#### Aim of the exercise
Rewrite the lines of the records starting at the one containing "- wind-barb-dot: [575, 894, 582, 901]" and ending at the one containing "- wind-barb-stick: [459, 469, 486, 485]", substituting "wind-barb-line" for "wind-barb-stick" and leaving everything else unchanged.

Region boundary data
________________________________________

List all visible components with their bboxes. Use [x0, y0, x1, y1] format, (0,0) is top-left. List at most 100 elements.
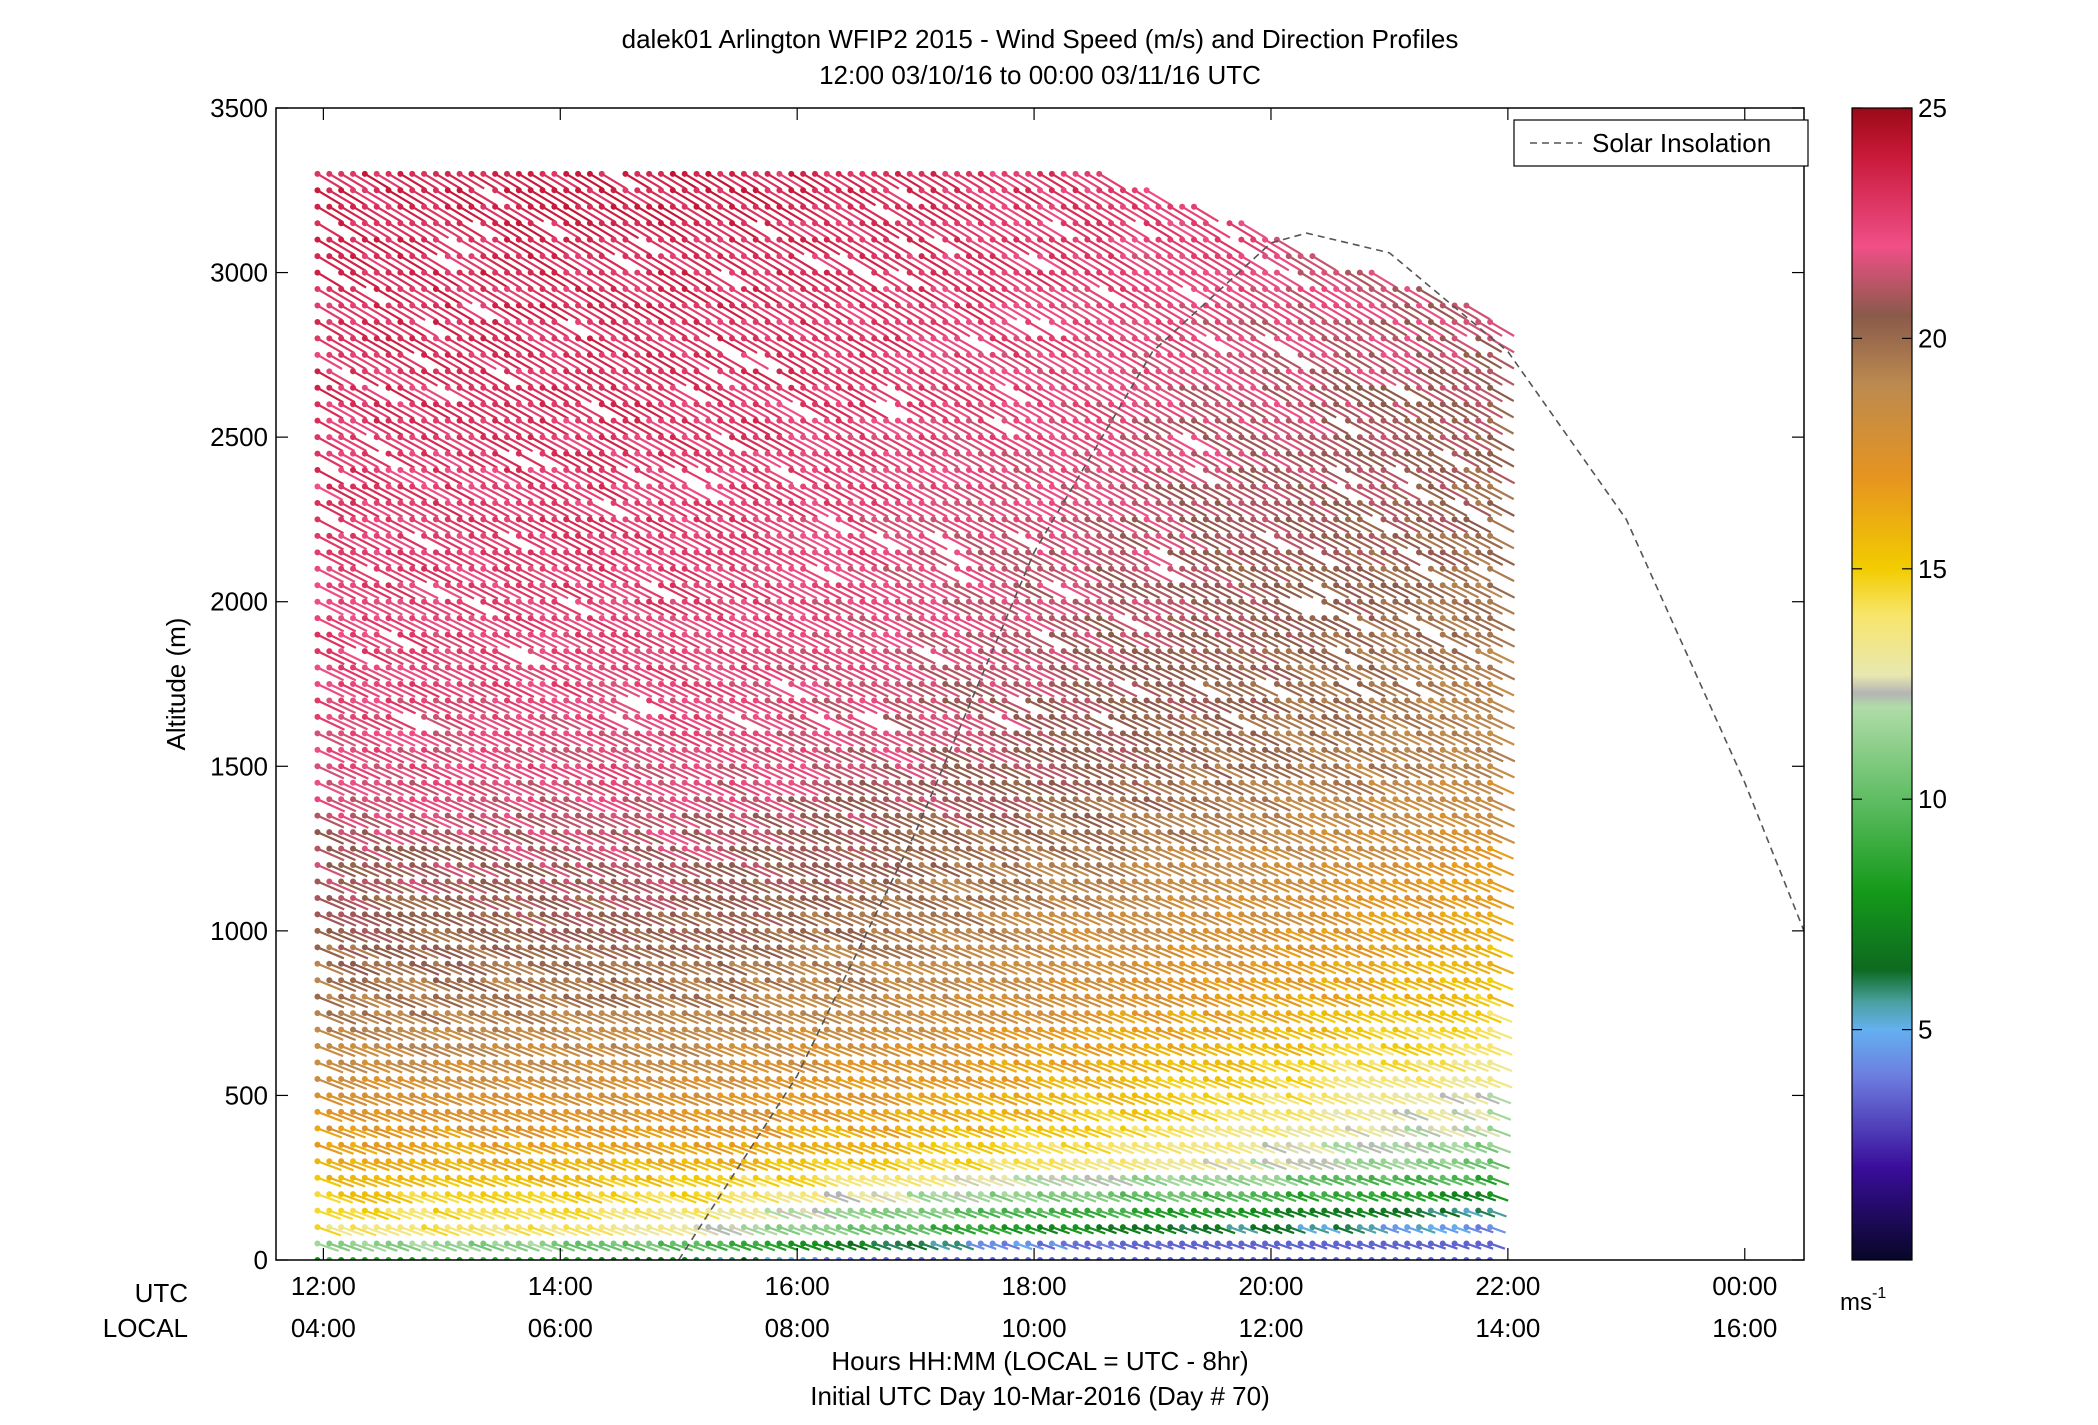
- wind-barb-dot: [575, 894, 582, 901]
- wind-barb-dot: [444, 1141, 451, 1148]
- wind-barb-stick: [328, 962, 357, 976]
- wind-barb-dot: [717, 1010, 724, 1017]
- wind-barb-stick: [447, 683, 475, 698]
- wind-barb-dot: [456, 549, 463, 556]
- wind-barb-dot: [669, 499, 676, 506]
- wind-barb-stick: [435, 1160, 461, 1172]
- wind-barb-dot: [373, 812, 380, 819]
- wind-barb-dot: [575, 483, 582, 490]
- wind-barb-stick: [459, 469, 486, 485]
- wind-barb-stick: [470, 765, 500, 780]
- wind-barb-dot: [480, 467, 487, 474]
- wind-barb-dot: [586, 286, 593, 293]
- wind-barb-dot: [669, 829, 676, 836]
- wind-barb-dot: [752, 582, 759, 589]
- wind-barb-dot: [752, 648, 759, 655]
- wind-barb-dot: [421, 713, 428, 720]
- wind-barb-dot: [634, 730, 641, 737]
- wind-barb-dot: [657, 1010, 664, 1017]
- wind-barb-stick: [423, 1242, 446, 1253]
- wind-barb-dot: [622, 335, 629, 342]
- wind-barb-dot: [646, 318, 653, 325]
- wind-barb-stick: [470, 666, 499, 682]
- wind-barb-dot: [705, 549, 712, 556]
- wind-barb-dot: [468, 1224, 475, 1231]
- wind-barb-dot: [361, 631, 368, 638]
- wind-barb-dot: [397, 467, 404, 474]
- wind-barb-dot: [693, 434, 700, 441]
- wind-barb-dot: [373, 269, 380, 276]
- wind-barb-dot: [586, 467, 593, 474]
- wind-barb-stick: [364, 600, 392, 616]
- wind-barb-dot: [705, 911, 712, 918]
- wind-barb-dot: [338, 1141, 345, 1148]
- wind-barb-dot: [681, 253, 688, 260]
- wind-barb-stick: [470, 353, 497, 371]
- wind-barb-dot: [657, 351, 664, 358]
- wind-barb-dot: [409, 1043, 416, 1050]
- wind-barb-dot: [681, 746, 688, 753]
- wind-barb-dot: [586, 549, 593, 556]
- wind-barb-dot: [646, 170, 653, 177]
- wind-barb-dot: [421, 401, 428, 408]
- wind-barb-dot: [480, 450, 487, 457]
- wind-barb-dot: [586, 927, 593, 934]
- wind-barb-dot: [456, 911, 463, 918]
- wind-barb-dot: [634, 417, 641, 424]
- wind-barb-stick: [328, 584, 356, 600]
- wind-barb-dot: [456, 434, 463, 441]
- wind-barb-dot: [314, 220, 321, 227]
- wind-barb-dot: [338, 467, 345, 474]
- wind-barb-stick: [388, 814, 416, 829]
- wind-barb-dot: [314, 1075, 321, 1082]
- wind-barb-dot: [586, 351, 593, 358]
- wind-barb-stick: [399, 1012, 427, 1025]
- wind-barb-stick: [459, 1012, 486, 1025]
- wind-barb-stick: [364, 732, 392, 747]
- wind-barb-dot: [693, 944, 700, 951]
- wind-barb-dot: [373, 1174, 380, 1181]
- wind-barb-dot: [610, 993, 617, 1000]
- wind-barb-dot: [717, 483, 724, 490]
- wind-barb-stick: [447, 814, 475, 829]
- wind-barb-dot: [314, 1141, 321, 1148]
- wind-barb-dot: [634, 779, 641, 786]
- wind-barb-dot: [349, 829, 356, 836]
- wind-barb-dot: [705, 829, 712, 836]
- wind-barb-stick: [352, 1127, 378, 1139]
- wind-barb-stick: [376, 485, 404, 502]
- wind-barb-dot: [314, 779, 321, 786]
- wind-barb-stick: [470, 255, 497, 272]
- wind-barb-dot: [729, 1224, 736, 1231]
- wind-barb-stick: [482, 913, 510, 927]
- wind-barb-dot: [705, 1092, 712, 1099]
- wind-barb-stick: [459, 436, 486, 453]
- wind-barb-dot: [468, 845, 475, 852]
- wind-barb-stick: [482, 683, 511, 698]
- wind-barb-dot: [373, 483, 380, 490]
- wind-barb-dot: [610, 845, 617, 852]
- wind-barb-dot: [444, 335, 451, 342]
- wind-barb-dot: [551, 1059, 558, 1066]
- wind-barb-dot: [397, 1043, 404, 1050]
- wind-barb-dot: [622, 713, 629, 720]
- wind-barb-dot: [752, 1207, 759, 1214]
- wind-barb-dot: [740, 582, 747, 589]
- wind-barb-dot: [717, 713, 724, 720]
- wind-barb-dot: [480, 664, 487, 671]
- wind-barb-dot: [480, 516, 487, 523]
- wind-barb-dot: [705, 417, 712, 424]
- wind-barb-dot: [409, 434, 416, 441]
- wind-barb-dot: [409, 368, 416, 375]
- wind-barb-dot: [503, 499, 510, 506]
- wind-barb-stick: [482, 715, 511, 731]
- wind-barb-stick: [494, 732, 523, 747]
- wind-barb-dot: [515, 549, 522, 556]
- wind-barb-stick: [470, 189, 497, 206]
- wind-barb-stick: [340, 271, 367, 289]
- wind-barb-dot: [598, 894, 605, 901]
- wind-barb-dot: [444, 384, 451, 391]
- wind-barb-dot: [657, 713, 664, 720]
- wind-barb-stick: [317, 979, 344, 992]
- wind-barb-dot: [432, 598, 439, 605]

________________________________________

#### Written answer
- wind-barb-dot: [575, 894, 582, 901]
- wind-barb-dot: [444, 1141, 451, 1148]
- wind-barb-line: [328, 962, 357, 976]
- wind-barb-dot: [717, 1010, 724, 1017]
- wind-barb-line: [447, 683, 475, 698]
- wind-barb-dot: [456, 549, 463, 556]
- wind-barb-dot: [669, 499, 676, 506]
- wind-barb-line: [435, 1160, 461, 1172]
- wind-barb-dot: [373, 812, 380, 819]
- wind-barb-dot: [575, 483, 582, 490]
- wind-barb-line: [459, 469, 486, 485]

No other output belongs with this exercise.